» DIRECTIVE
Leave out the pictures and restate the rest of the data exactly.

--- start of RECORDED INFORMATION ---

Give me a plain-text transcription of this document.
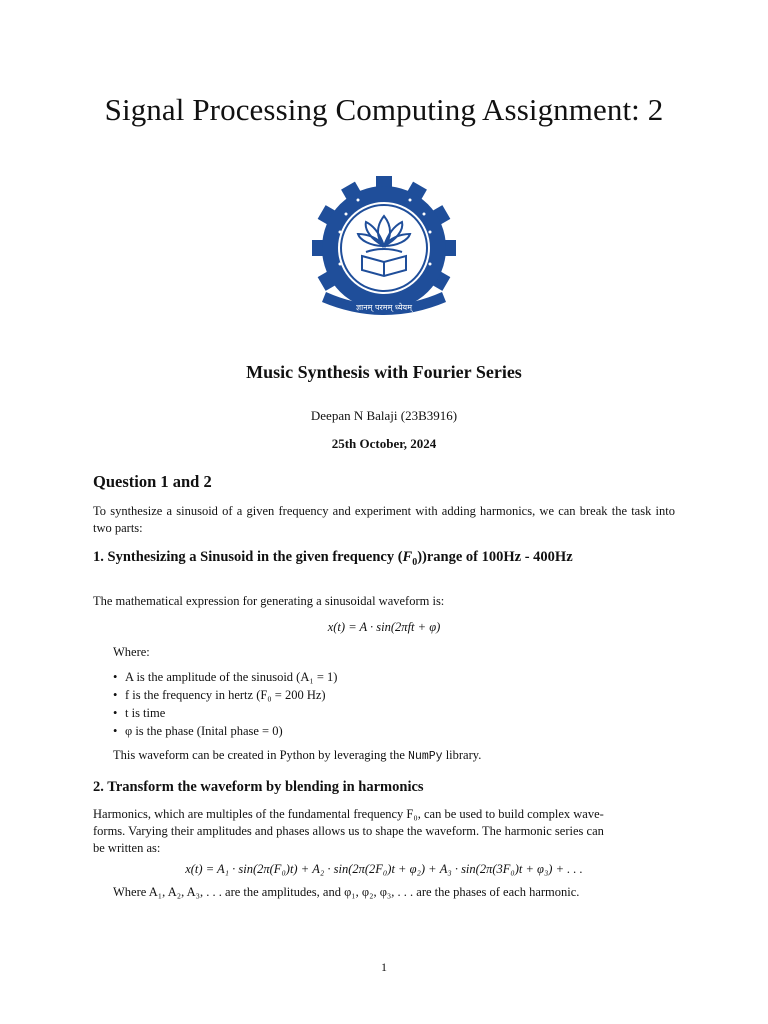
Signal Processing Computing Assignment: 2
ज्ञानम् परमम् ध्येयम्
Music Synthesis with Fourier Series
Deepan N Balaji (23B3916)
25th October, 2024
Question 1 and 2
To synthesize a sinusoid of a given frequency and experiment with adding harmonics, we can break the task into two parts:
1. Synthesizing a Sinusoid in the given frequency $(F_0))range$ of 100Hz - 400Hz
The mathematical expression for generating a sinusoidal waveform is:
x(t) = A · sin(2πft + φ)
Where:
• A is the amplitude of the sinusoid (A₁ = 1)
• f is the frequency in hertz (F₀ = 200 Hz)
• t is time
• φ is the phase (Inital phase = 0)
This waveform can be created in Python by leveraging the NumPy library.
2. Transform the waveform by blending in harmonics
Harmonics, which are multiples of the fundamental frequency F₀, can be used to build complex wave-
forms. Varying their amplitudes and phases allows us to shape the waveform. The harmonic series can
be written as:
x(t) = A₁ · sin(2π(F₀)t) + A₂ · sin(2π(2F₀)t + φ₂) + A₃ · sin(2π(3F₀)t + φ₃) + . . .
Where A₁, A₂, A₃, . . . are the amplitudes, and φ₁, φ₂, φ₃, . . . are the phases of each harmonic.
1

--- end of RECORDED INFORMATION ---

» FINISHED TASK
Give me a plain-text transcription of this document.
Signal Processing Computing Assignment: 2
ज्ञानम् परमम् ध्येयम्
Music Synthesis with Fourier Series
Deepan N Balaji (23B3916)
25th October, 2024
Question 1 and 2
To synthesize a sinusoid of a given frequency and experiment with adding harmonics, we can break the task into two parts:
1. Synthesizing a Sinusoid in the given frequency $(F_0))range$ of 100Hz - 400Hz
The mathematical expression for generating a sinusoidal waveform is:
x(t) = A · sin(2πft + φ)
Where:
• A is the amplitude of the sinusoid (A₁ = 1)
• f is the frequency in hertz (F₀ = 200 Hz)
• t is time
• φ is the phase (Inital phase = 0)
This waveform can be created in Python by leveraging the NumPy library.
2. Transform the waveform by blending in harmonics
Harmonics, which are multiples of the fundamental frequency F₀, can be used to build complex wave-
forms. Varying their amplitudes and phases allows us to shape the waveform. The harmonic series can
be written as:
x(t) = A₁ · sin(2π(F₀)t) + A₂ · sin(2π(2F₀)t + φ₂) + A₃ · sin(2π(3F₀)t + φ₃) + . . .
Where A₁, A₂, A₃, . . . are the amplitudes, and φ₁, φ₂, φ₃, . . . are the phases of each harmonic.
1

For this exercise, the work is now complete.